Given exercise
Among the lines of this listing, determine how many contain the string "recevoir". Answer with the number only.

(Stored entries)
■ ■ ■
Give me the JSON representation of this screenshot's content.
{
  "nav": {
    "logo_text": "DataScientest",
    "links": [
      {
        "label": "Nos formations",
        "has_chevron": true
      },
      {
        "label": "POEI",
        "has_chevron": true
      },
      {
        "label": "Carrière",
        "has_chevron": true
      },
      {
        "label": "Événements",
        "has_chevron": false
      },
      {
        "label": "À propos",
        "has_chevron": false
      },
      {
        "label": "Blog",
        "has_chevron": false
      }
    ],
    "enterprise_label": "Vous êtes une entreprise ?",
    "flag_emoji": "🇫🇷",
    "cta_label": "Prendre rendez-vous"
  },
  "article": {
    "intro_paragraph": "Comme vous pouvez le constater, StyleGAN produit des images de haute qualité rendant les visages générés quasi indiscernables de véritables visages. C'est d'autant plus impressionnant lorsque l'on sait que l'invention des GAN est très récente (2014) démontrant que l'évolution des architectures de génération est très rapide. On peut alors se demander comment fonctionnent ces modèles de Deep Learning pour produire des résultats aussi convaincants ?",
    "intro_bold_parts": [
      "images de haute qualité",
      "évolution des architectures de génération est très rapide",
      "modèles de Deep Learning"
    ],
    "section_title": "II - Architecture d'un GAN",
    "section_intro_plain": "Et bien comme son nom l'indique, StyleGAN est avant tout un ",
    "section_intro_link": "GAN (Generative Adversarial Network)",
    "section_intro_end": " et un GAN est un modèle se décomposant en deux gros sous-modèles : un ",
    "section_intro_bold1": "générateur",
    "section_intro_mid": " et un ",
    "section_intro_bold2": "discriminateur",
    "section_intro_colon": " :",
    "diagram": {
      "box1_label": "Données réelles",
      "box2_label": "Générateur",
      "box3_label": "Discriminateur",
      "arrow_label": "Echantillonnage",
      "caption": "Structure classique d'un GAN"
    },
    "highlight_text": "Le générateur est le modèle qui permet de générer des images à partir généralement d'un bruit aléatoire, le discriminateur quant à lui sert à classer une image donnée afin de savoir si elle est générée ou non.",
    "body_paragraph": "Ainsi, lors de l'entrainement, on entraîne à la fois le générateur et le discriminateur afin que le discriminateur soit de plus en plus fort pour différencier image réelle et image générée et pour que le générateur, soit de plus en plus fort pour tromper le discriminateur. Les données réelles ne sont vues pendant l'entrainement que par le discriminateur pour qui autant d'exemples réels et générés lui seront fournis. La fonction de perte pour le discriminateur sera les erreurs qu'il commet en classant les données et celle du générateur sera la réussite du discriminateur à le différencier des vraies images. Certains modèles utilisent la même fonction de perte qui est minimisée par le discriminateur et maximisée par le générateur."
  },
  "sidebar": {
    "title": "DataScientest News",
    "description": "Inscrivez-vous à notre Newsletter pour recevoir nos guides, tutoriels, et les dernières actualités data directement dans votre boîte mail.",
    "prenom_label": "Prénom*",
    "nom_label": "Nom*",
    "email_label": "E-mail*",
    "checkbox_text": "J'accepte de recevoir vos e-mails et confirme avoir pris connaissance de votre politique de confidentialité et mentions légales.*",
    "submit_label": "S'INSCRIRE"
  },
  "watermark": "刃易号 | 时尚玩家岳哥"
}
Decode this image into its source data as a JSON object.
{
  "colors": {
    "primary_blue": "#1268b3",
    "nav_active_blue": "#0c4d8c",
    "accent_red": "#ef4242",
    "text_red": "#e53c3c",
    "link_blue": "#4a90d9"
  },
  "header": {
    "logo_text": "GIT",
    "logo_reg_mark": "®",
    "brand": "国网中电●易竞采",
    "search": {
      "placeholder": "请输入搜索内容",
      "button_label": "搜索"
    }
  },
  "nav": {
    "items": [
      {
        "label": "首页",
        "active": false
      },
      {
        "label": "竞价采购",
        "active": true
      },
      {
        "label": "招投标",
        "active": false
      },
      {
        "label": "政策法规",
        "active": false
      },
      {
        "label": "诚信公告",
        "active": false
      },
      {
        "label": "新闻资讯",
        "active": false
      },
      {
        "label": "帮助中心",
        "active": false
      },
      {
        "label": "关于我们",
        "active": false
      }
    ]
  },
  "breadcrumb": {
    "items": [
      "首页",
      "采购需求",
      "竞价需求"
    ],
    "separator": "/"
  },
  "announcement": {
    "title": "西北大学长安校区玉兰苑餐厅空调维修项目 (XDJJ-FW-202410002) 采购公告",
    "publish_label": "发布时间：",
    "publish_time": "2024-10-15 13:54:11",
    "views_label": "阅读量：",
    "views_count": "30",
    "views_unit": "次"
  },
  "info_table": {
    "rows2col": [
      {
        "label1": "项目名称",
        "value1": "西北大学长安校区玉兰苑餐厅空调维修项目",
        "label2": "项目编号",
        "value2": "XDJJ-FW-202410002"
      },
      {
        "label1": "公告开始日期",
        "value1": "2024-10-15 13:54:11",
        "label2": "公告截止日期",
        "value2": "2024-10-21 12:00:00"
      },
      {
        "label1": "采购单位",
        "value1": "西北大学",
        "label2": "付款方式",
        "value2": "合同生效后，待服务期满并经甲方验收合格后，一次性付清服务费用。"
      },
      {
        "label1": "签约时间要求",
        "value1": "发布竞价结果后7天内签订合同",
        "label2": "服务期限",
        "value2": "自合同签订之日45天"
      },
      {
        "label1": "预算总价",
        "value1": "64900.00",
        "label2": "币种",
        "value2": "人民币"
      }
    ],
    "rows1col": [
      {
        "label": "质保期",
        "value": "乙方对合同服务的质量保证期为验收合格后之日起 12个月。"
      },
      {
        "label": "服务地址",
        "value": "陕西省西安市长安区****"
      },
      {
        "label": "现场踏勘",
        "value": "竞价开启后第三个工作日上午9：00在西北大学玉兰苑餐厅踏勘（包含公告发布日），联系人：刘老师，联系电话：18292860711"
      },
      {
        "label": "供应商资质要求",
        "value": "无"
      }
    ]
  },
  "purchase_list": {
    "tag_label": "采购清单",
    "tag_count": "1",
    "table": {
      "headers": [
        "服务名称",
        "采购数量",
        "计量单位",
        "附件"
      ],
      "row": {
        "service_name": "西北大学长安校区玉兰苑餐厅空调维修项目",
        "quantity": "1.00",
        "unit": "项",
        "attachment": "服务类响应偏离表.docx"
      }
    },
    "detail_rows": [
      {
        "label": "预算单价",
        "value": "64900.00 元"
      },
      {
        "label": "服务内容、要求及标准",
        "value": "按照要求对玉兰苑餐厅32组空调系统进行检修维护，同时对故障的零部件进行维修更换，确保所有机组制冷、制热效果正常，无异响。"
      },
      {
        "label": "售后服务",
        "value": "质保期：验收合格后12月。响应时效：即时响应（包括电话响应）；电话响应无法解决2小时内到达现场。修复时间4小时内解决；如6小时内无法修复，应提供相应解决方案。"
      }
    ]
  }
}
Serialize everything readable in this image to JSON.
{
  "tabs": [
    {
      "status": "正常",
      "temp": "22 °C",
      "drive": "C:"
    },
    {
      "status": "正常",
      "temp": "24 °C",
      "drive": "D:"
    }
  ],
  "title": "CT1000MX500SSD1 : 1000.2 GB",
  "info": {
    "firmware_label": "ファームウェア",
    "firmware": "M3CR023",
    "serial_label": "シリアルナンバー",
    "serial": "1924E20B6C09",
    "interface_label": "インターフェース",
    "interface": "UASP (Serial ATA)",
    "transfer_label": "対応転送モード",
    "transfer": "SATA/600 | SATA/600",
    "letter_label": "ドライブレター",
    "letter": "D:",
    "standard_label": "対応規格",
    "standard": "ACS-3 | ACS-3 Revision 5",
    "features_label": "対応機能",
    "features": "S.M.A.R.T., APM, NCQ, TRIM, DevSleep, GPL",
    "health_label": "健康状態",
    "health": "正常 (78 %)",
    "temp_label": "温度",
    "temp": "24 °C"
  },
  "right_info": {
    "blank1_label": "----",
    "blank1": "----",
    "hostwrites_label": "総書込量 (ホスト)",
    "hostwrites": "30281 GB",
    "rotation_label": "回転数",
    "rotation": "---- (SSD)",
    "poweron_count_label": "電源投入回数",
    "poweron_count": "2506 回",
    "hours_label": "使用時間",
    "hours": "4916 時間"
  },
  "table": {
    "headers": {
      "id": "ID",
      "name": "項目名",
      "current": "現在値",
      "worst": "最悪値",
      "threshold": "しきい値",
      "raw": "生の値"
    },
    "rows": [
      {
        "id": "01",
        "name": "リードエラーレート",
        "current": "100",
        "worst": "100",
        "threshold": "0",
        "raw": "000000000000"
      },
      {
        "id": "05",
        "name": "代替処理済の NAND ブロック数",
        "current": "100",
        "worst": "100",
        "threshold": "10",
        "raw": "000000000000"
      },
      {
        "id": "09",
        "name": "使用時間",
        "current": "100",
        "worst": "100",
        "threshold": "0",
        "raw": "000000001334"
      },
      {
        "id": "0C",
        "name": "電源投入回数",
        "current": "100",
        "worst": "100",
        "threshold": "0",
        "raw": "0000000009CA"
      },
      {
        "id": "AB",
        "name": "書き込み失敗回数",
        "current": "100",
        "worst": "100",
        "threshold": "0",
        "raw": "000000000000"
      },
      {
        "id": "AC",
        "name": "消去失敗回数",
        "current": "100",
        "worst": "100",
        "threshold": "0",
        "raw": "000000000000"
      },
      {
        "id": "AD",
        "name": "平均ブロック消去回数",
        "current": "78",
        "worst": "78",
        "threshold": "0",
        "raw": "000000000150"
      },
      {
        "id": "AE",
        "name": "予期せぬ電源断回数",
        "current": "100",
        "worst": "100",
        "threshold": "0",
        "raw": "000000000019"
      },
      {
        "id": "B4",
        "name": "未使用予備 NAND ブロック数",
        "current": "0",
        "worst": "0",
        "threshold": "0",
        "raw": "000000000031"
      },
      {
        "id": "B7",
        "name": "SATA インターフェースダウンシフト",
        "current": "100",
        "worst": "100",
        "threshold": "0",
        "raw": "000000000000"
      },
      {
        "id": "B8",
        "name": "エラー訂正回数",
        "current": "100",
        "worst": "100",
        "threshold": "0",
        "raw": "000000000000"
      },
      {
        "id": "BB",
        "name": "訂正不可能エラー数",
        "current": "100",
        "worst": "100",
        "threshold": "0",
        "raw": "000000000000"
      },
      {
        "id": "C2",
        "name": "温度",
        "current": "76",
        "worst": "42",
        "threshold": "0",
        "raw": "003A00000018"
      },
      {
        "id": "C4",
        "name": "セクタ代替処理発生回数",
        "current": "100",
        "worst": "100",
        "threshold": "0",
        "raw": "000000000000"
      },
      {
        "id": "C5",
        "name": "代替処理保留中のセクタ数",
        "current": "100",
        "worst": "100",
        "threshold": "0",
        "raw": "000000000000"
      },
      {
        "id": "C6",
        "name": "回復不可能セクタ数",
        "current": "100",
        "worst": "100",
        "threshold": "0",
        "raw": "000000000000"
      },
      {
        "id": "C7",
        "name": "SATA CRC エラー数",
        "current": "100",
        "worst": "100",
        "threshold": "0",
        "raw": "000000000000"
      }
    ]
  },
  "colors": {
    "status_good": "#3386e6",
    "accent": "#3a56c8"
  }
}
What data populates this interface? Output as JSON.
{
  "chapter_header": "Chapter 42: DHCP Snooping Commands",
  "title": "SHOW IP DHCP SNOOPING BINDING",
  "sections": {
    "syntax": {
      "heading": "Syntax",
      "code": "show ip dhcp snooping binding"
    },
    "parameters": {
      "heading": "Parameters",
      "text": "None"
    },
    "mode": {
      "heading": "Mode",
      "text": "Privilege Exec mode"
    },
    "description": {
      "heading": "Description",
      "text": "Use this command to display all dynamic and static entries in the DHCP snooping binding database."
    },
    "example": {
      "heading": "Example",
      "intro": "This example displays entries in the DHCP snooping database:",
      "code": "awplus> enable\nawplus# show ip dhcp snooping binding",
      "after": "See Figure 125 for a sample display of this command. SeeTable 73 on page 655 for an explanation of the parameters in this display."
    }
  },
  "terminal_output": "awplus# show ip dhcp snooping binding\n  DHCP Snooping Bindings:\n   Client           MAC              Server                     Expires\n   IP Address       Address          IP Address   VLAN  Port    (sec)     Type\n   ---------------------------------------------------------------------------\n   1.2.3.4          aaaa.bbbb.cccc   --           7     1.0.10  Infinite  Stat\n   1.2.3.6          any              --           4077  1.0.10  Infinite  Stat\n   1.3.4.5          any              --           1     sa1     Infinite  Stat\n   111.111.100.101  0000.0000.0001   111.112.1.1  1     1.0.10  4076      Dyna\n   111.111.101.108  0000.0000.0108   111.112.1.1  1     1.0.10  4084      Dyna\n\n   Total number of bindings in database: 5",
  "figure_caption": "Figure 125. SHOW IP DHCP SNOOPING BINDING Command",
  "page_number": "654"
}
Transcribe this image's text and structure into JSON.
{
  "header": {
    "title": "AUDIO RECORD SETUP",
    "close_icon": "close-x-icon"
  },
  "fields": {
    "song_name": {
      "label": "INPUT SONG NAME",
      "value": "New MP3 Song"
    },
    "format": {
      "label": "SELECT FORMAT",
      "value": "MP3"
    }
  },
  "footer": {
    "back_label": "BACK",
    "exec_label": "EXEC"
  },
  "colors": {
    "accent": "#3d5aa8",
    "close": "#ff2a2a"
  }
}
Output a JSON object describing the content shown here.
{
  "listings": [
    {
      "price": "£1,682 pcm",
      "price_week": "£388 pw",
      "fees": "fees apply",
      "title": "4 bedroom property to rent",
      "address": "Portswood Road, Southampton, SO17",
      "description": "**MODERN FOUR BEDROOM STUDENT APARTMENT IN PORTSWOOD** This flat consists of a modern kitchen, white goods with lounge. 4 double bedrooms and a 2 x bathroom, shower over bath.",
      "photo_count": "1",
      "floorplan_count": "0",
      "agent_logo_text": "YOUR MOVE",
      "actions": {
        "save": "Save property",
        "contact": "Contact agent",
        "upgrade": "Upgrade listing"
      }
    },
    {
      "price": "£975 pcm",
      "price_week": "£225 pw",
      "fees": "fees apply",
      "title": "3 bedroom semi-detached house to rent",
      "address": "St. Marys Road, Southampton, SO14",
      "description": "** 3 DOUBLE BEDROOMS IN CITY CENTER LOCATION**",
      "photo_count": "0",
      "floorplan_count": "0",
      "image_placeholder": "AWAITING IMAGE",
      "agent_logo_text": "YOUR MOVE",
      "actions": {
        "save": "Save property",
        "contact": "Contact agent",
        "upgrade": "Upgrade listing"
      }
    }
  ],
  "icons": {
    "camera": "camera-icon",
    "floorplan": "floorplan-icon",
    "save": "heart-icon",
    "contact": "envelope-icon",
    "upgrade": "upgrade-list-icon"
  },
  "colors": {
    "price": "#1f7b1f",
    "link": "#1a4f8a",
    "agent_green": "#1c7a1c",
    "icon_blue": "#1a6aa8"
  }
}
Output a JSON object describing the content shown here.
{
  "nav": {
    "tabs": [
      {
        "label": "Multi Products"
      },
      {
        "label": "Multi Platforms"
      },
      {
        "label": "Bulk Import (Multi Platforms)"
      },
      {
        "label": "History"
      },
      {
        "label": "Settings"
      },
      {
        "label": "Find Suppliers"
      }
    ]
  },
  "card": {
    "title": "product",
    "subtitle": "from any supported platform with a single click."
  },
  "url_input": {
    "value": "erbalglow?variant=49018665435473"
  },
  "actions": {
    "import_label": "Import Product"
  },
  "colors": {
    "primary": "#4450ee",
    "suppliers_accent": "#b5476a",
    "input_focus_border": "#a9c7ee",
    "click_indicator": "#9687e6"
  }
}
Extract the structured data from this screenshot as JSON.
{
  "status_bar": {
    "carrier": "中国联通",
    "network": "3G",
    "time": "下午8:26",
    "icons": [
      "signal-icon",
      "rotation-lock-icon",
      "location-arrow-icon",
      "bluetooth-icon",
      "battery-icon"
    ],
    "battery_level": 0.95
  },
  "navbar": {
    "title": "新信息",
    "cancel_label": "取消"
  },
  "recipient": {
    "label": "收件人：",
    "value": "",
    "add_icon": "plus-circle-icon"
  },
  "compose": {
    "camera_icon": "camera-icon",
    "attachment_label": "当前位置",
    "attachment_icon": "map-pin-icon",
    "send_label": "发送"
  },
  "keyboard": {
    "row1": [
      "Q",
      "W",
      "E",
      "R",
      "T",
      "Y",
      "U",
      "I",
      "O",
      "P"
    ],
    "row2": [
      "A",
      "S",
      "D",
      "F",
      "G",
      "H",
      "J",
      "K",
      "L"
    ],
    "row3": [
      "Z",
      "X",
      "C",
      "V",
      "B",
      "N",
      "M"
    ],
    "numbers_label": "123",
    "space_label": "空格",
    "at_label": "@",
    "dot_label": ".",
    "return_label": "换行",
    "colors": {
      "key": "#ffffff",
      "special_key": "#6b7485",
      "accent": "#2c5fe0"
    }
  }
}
■ ■ ■
Result for this exercise
2